Document page entries with text
=-=-=

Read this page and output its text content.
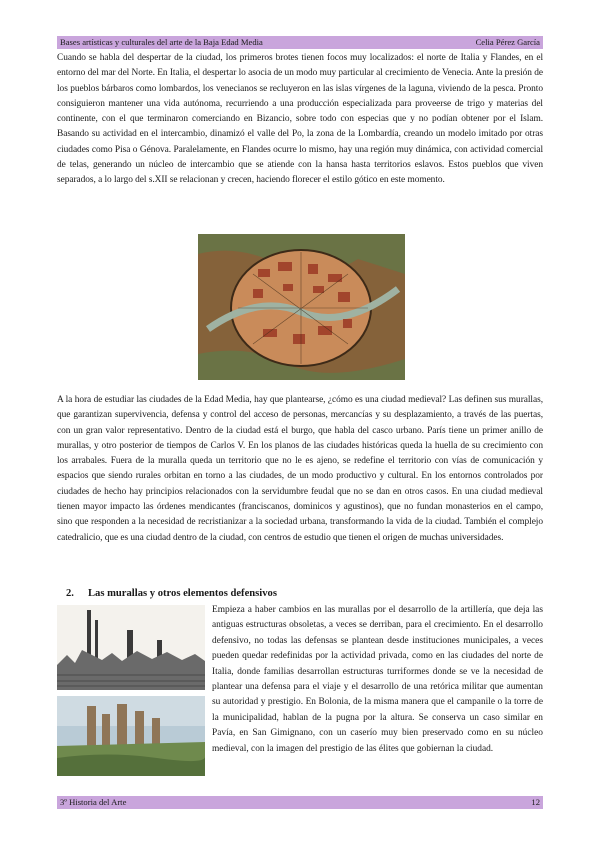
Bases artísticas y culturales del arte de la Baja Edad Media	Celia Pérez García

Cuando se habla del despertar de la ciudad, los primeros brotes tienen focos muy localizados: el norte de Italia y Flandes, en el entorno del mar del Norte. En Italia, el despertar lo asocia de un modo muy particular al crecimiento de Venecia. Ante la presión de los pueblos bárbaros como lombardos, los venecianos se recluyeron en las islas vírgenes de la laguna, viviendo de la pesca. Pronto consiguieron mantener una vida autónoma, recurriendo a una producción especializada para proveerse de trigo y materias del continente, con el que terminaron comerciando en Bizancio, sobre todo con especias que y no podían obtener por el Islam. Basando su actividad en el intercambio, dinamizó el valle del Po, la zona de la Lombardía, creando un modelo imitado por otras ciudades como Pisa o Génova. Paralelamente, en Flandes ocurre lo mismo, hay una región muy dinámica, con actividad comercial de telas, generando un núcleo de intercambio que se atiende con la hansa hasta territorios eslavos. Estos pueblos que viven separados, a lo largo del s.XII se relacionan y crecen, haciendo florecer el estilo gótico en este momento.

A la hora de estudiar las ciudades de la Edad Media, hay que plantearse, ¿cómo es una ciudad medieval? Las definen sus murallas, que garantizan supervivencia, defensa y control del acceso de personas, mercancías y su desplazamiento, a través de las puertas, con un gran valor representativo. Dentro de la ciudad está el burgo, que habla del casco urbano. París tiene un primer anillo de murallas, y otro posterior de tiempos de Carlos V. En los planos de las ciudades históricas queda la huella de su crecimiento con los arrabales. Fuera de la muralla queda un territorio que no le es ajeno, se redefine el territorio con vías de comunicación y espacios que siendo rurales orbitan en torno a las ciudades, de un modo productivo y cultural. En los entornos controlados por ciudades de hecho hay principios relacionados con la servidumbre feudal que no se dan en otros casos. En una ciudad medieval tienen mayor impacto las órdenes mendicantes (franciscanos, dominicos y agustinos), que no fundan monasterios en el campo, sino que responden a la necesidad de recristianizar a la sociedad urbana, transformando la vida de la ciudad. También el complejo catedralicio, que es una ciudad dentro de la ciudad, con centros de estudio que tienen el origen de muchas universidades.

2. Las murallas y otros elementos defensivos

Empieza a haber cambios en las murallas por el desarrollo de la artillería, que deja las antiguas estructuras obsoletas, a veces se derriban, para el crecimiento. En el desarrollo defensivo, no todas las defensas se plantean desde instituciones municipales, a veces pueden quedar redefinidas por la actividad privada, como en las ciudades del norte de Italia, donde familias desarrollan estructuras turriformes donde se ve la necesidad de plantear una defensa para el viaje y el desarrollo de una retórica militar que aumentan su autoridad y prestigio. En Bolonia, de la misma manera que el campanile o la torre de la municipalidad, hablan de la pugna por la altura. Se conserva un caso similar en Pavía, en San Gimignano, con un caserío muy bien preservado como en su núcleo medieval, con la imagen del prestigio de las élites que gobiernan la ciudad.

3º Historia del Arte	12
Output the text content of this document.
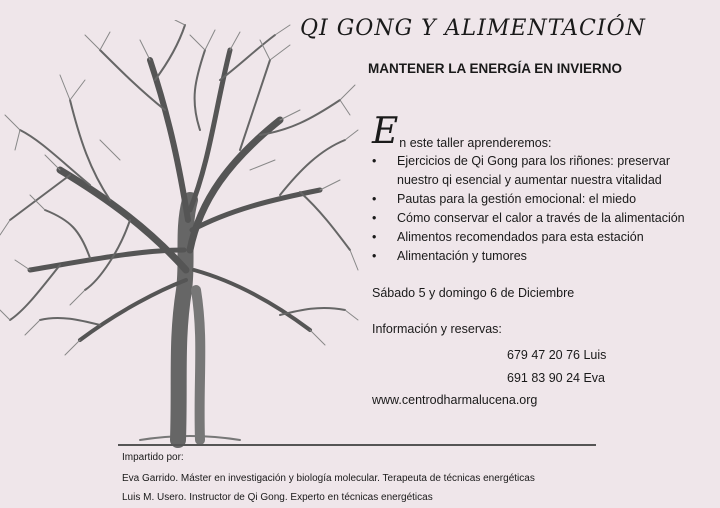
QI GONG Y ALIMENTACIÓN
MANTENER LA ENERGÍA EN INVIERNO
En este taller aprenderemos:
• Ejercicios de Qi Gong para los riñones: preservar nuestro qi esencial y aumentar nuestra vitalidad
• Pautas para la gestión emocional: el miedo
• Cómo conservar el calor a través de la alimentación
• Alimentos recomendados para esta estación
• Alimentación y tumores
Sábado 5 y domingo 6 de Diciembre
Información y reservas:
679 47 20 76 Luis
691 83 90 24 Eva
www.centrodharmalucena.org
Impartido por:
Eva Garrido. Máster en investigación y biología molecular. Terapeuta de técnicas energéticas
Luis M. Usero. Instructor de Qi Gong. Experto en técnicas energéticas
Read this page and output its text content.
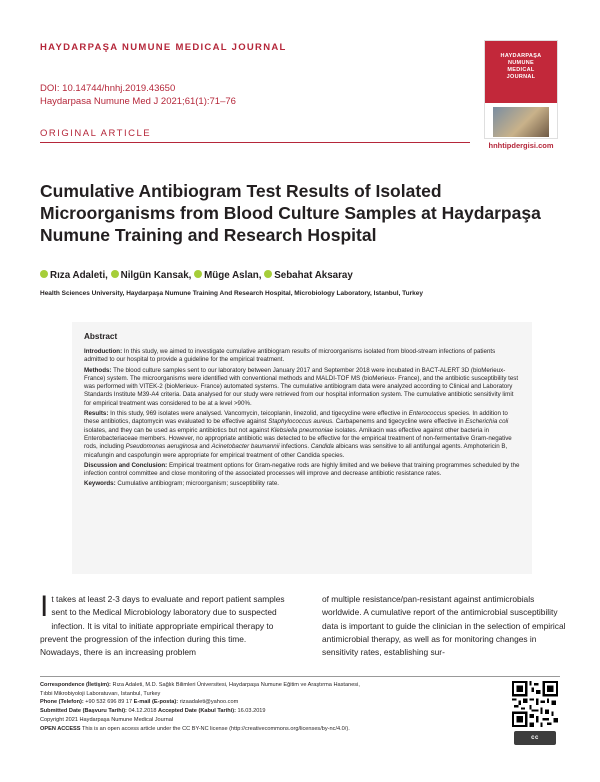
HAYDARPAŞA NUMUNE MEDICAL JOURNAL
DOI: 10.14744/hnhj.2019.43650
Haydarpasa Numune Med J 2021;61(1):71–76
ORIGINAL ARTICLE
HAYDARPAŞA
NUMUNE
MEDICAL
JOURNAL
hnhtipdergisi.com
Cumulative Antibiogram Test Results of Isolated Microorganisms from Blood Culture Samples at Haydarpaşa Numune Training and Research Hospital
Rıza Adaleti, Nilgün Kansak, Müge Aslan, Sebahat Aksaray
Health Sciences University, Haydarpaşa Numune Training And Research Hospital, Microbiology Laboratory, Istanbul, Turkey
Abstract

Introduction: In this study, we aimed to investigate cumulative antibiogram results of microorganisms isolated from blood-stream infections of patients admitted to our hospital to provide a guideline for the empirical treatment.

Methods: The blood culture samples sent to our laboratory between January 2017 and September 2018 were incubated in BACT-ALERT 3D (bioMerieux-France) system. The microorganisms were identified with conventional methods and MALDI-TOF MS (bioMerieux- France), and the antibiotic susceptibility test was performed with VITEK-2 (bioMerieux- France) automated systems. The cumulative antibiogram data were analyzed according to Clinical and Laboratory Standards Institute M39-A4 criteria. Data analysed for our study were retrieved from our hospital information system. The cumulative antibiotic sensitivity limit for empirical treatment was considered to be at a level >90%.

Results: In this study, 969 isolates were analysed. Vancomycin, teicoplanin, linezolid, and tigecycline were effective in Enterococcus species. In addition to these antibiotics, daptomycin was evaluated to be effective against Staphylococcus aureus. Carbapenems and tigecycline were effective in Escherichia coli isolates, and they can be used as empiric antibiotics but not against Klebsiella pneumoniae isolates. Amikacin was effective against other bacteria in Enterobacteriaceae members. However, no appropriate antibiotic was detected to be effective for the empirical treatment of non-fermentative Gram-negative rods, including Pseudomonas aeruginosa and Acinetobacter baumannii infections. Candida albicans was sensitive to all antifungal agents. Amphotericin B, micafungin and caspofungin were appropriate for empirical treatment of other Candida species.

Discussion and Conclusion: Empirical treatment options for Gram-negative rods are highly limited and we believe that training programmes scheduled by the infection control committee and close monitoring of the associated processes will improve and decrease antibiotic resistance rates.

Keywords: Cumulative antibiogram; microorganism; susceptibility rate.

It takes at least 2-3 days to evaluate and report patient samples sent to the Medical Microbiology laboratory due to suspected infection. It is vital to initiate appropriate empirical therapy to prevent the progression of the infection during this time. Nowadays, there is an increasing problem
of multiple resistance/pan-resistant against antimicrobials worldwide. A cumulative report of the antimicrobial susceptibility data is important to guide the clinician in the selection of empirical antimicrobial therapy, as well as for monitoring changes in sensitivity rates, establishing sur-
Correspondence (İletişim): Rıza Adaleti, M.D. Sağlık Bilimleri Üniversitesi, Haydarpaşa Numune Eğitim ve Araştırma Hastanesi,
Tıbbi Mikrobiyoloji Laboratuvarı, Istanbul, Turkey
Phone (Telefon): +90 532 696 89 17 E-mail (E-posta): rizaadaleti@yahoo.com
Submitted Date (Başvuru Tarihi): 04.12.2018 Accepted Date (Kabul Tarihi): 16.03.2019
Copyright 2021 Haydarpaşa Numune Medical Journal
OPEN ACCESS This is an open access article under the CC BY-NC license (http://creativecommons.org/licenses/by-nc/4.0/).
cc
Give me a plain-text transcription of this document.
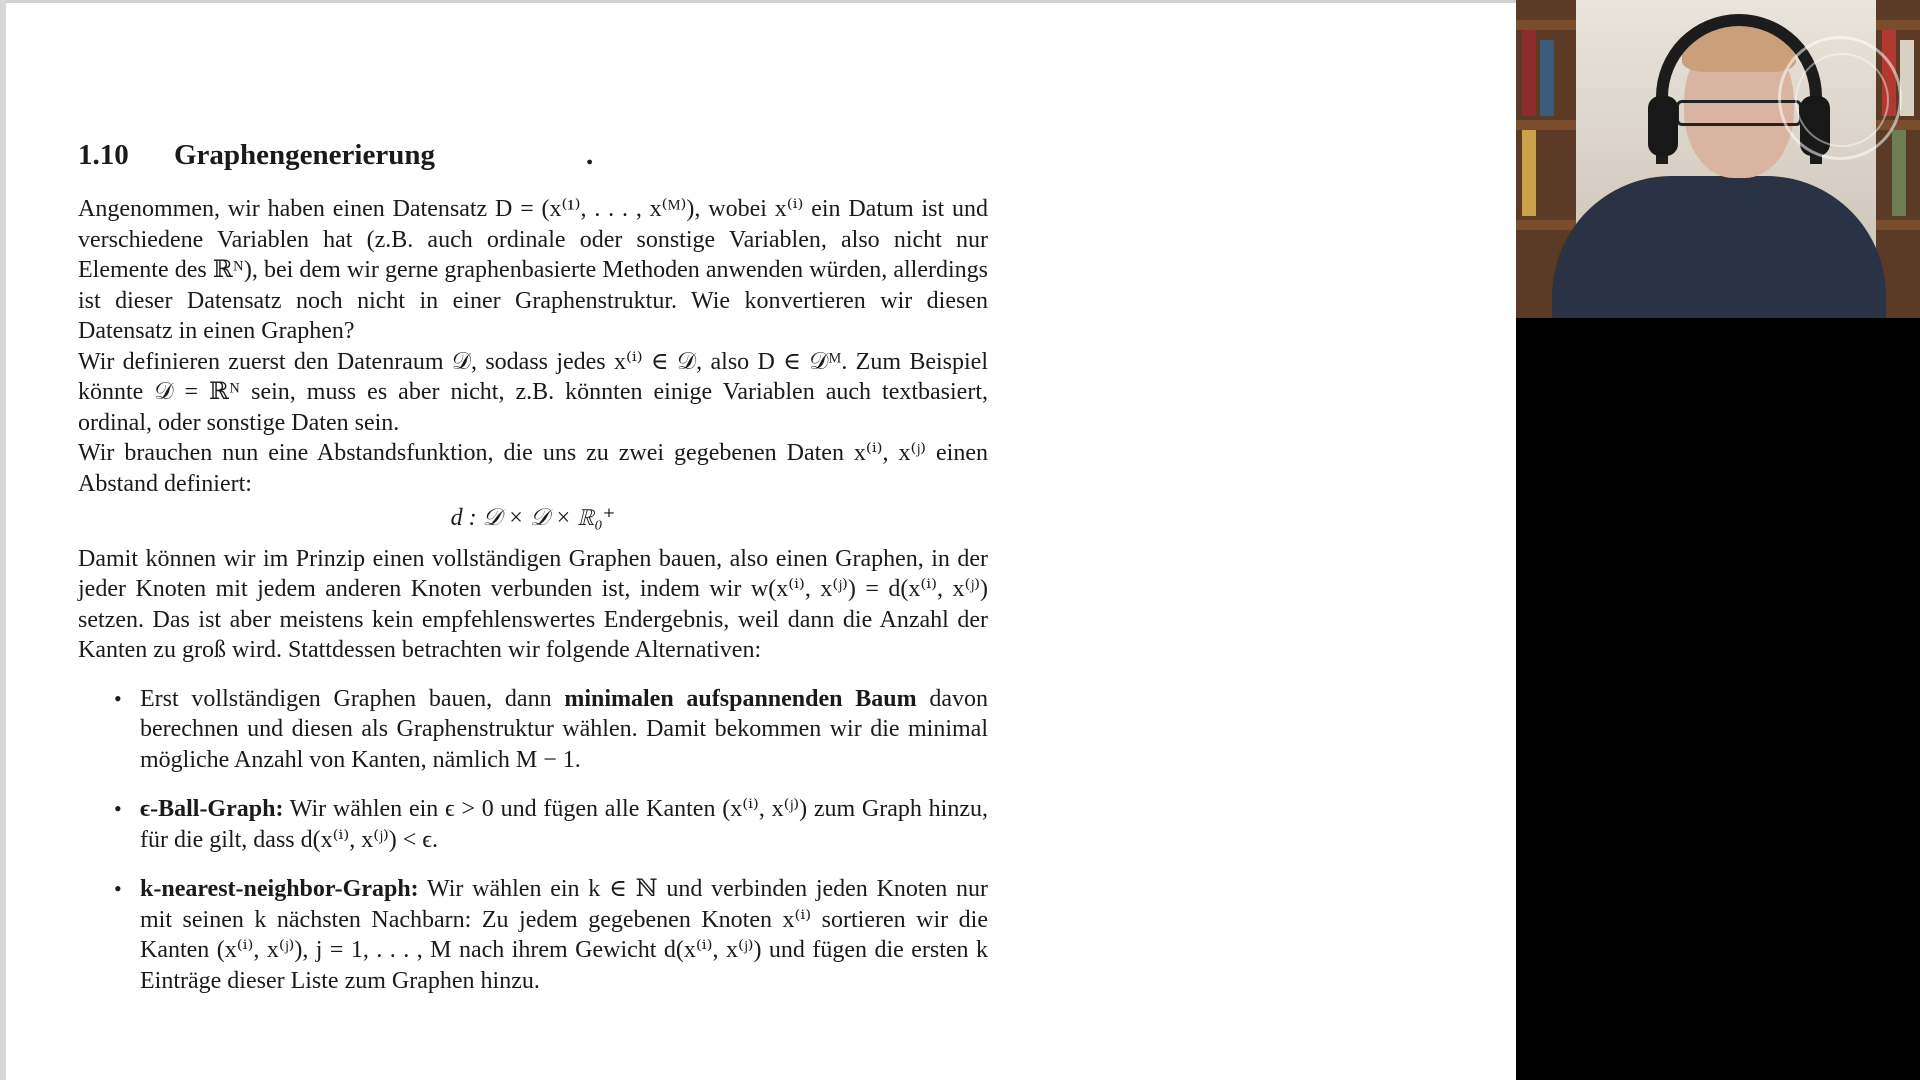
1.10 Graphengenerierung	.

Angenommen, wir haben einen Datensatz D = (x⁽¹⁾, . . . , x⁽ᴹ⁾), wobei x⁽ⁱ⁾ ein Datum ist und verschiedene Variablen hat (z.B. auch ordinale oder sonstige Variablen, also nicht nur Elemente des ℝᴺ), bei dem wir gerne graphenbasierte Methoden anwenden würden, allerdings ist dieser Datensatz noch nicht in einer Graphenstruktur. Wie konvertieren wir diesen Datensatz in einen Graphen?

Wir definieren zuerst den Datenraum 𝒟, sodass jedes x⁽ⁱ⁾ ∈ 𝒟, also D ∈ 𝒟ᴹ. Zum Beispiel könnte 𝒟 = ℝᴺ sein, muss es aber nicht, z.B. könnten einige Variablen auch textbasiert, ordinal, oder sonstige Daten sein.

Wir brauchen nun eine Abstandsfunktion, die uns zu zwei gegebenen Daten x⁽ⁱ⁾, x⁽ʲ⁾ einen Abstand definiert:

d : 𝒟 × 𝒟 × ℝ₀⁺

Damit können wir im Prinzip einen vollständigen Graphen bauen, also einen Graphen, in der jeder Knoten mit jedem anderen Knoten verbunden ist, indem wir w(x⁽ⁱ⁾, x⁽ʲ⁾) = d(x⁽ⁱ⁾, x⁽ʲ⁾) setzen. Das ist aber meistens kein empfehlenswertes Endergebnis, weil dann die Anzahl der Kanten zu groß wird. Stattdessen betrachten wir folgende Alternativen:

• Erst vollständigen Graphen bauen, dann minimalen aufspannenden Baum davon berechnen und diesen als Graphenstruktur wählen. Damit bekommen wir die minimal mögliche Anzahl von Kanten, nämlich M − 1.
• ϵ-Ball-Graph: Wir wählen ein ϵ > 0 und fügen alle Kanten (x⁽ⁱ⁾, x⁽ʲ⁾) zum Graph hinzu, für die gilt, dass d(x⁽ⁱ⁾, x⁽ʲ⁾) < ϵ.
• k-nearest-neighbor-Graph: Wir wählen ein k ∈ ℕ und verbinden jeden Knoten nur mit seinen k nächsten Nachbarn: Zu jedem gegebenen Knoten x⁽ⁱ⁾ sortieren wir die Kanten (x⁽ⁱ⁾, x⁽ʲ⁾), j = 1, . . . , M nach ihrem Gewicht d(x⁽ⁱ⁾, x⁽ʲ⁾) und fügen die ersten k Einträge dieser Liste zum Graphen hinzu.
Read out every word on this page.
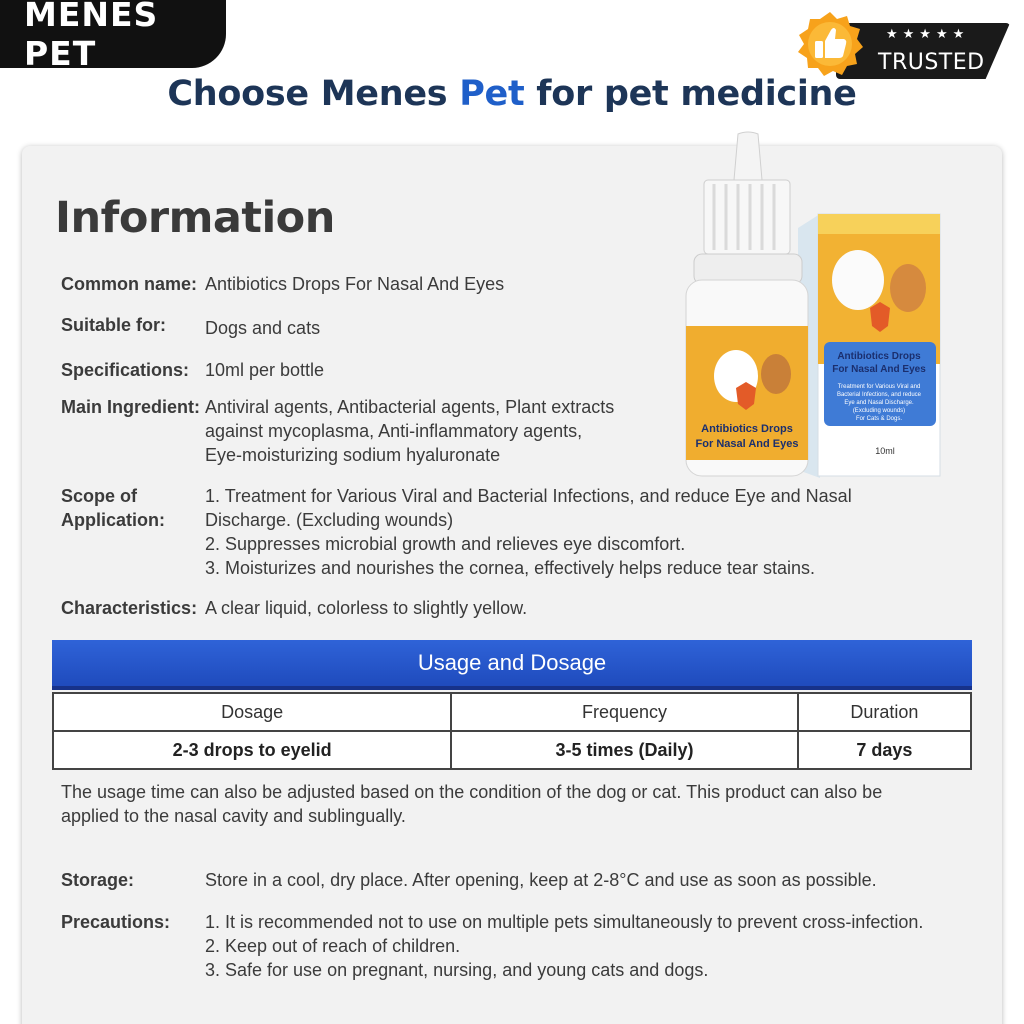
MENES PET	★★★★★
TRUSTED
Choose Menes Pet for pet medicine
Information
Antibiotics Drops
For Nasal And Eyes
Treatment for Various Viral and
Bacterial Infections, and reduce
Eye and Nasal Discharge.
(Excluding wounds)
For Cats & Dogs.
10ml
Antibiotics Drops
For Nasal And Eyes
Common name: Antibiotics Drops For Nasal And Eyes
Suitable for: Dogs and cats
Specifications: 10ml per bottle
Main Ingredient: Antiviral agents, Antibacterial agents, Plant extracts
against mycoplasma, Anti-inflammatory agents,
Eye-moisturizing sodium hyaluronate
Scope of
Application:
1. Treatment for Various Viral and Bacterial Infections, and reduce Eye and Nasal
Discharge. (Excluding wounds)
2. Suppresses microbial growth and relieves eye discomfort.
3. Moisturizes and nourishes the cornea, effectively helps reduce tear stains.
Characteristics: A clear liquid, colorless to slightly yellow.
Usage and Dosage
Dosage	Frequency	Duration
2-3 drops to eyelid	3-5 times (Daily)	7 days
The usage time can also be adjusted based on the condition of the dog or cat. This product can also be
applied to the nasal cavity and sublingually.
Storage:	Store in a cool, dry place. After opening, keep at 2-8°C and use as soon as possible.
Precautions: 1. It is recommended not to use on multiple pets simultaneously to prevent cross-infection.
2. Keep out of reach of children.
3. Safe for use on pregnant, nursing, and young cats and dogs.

=-=-=

WHAT IS REQUIRED -
In the data above, how many lines contain the string "wounds"? Answer with the number only.

RESULT OF THE EXERCISE -
2